Data entries
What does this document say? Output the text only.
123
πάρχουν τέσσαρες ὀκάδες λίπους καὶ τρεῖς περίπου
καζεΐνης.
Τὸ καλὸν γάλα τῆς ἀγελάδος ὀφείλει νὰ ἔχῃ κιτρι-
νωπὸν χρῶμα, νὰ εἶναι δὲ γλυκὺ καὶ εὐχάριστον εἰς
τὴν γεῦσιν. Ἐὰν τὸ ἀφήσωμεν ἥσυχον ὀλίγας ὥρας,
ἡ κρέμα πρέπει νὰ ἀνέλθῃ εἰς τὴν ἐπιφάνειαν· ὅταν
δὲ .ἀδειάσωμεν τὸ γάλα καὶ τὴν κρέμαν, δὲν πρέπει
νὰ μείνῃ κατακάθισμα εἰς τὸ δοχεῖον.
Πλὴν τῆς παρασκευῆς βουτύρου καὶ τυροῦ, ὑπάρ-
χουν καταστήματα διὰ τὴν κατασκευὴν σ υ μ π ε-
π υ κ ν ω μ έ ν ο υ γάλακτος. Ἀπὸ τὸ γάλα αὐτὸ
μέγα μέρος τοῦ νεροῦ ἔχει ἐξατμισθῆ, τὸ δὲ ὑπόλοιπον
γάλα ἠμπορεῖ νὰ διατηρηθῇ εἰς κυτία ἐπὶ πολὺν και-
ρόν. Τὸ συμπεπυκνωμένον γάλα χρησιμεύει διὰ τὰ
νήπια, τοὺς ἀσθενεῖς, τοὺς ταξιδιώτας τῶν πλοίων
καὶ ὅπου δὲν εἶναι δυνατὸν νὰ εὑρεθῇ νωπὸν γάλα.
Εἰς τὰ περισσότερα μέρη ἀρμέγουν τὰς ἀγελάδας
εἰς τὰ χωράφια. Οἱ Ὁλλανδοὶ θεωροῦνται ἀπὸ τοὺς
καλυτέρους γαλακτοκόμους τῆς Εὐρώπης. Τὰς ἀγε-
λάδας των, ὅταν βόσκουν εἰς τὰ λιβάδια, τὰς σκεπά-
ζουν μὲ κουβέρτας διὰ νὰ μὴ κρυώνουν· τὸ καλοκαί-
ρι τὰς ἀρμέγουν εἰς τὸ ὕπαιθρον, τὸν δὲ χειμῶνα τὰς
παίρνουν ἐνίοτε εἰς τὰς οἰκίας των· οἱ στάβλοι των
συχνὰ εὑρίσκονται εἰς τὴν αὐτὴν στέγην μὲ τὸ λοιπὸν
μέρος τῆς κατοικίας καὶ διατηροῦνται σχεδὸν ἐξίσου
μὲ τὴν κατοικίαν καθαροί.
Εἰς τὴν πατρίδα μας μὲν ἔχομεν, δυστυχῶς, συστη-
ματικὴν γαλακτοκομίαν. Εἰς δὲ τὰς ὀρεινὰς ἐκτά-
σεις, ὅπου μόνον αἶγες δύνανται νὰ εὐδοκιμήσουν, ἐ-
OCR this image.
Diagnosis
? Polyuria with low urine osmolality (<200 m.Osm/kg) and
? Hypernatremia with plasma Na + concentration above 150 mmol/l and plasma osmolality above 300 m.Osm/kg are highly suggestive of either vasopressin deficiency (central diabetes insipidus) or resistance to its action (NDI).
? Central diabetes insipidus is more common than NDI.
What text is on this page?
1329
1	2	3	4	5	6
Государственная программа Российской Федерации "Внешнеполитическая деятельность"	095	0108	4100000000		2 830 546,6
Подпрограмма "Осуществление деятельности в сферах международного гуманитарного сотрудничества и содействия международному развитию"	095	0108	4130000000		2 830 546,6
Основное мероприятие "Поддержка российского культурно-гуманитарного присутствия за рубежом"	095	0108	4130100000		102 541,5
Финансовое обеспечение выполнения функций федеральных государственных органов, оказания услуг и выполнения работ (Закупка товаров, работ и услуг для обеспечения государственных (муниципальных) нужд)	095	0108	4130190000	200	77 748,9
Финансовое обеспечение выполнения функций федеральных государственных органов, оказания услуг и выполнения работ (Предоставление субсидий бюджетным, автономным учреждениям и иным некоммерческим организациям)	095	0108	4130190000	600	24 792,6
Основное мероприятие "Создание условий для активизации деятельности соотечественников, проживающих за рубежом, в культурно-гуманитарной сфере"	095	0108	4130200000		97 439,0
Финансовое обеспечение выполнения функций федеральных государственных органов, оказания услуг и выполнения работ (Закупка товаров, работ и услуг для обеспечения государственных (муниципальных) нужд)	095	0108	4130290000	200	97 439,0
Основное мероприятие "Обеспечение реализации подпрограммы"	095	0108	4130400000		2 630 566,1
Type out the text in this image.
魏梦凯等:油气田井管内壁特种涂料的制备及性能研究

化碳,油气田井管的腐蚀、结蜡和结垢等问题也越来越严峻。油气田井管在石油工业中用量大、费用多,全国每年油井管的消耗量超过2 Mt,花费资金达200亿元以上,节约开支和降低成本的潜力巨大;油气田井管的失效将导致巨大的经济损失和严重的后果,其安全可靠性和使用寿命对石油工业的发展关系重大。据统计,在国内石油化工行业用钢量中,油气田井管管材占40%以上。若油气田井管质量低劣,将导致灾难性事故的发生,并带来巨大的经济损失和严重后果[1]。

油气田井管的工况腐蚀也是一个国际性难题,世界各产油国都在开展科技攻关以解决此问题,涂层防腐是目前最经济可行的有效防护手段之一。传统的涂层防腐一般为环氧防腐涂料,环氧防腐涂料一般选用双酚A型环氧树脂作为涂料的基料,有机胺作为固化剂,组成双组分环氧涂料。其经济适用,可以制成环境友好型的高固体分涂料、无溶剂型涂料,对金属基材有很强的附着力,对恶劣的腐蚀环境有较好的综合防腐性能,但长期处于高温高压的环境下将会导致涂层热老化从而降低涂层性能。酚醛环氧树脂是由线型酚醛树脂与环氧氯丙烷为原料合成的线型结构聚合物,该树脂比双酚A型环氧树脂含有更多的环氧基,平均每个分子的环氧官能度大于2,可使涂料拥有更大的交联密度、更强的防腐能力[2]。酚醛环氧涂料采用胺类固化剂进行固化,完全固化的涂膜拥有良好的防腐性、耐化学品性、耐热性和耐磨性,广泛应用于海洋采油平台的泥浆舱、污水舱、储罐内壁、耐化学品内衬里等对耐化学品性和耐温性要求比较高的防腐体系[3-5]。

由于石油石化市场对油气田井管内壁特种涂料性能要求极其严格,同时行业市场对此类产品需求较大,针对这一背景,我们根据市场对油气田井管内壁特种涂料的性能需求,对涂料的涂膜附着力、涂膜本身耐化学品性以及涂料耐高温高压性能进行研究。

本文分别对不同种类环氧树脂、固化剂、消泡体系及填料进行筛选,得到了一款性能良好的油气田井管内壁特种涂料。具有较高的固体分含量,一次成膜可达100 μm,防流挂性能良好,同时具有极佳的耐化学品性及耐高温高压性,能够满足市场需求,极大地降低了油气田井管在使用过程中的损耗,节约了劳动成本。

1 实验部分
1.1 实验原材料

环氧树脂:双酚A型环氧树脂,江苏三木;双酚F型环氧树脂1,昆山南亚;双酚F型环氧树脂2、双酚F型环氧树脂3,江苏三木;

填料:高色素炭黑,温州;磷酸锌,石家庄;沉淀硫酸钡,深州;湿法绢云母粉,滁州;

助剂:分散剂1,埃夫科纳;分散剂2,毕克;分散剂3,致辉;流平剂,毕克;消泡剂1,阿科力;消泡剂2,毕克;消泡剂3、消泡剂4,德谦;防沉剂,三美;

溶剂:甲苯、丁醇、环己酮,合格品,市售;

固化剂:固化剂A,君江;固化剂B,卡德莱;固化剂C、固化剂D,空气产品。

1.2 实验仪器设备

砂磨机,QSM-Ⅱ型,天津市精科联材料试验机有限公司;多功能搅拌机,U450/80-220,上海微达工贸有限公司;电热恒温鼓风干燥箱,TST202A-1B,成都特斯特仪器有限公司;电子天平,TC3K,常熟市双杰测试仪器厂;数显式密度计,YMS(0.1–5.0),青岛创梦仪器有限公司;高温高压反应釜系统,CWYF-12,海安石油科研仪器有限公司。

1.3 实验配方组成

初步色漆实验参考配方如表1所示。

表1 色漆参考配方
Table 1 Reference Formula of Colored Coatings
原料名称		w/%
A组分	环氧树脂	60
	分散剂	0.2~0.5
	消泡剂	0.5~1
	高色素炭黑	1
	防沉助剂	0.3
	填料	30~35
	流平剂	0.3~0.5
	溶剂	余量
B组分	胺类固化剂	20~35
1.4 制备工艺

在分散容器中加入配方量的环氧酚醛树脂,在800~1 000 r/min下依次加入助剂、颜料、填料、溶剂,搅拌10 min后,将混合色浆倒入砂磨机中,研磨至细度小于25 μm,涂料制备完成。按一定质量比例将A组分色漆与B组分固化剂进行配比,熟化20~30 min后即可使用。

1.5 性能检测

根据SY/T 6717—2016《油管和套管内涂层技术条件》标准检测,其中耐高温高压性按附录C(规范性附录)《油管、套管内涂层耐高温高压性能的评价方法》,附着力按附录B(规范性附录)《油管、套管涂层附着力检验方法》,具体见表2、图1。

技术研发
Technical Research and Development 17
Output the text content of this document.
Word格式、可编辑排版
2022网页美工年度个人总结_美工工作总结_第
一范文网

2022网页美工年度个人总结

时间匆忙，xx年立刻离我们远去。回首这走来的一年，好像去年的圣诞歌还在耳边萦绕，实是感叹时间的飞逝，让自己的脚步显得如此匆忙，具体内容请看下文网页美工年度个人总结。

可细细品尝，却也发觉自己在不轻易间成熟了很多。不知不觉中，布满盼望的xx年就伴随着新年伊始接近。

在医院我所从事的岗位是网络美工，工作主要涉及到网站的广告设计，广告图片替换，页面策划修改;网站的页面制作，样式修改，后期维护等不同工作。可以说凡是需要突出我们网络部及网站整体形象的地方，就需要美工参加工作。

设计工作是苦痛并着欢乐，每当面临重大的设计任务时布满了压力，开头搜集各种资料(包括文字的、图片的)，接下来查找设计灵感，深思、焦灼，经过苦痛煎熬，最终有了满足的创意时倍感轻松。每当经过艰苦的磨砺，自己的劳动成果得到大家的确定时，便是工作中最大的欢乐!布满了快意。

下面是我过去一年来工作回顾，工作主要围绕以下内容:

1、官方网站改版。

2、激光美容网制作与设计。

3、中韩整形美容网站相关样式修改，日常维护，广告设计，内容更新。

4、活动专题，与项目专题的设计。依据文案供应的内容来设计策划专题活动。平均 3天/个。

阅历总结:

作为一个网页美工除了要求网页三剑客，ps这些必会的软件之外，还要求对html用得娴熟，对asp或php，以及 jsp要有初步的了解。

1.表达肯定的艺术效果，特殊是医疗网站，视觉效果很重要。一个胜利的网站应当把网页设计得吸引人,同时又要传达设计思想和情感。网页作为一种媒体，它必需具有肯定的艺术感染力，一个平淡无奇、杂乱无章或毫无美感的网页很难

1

YOUR GOAL =>
Show all lines above holding "государственных".

RESPONSE TO THE EXERCISE =>
Финансовое обеспечение выполнения функций федеральных государственных органов, оказания услуг и выполнения работ (Закупка товаров, работ и услуг для обеспечения государственных (муниципальных) нужд)	095	0108	4130190000	200	77 748,9
Финансовое обеспечение выполнения функций федеральных государственных органов, оказания услуг и выполнения работ (Предоставление субсидий бюджетным, автономным учреждениям и иным некоммерческим организациям)	095	0108	4130190000	600	24 792,6
Финансовое обеспечение выполнения функций федеральных государственных органов, оказания услуг и выполнения работ (Закупка товаров, работ и услуг для обеспечения государственных (муниципальных) нужд)	095	0108	4130290000	200	97 439,0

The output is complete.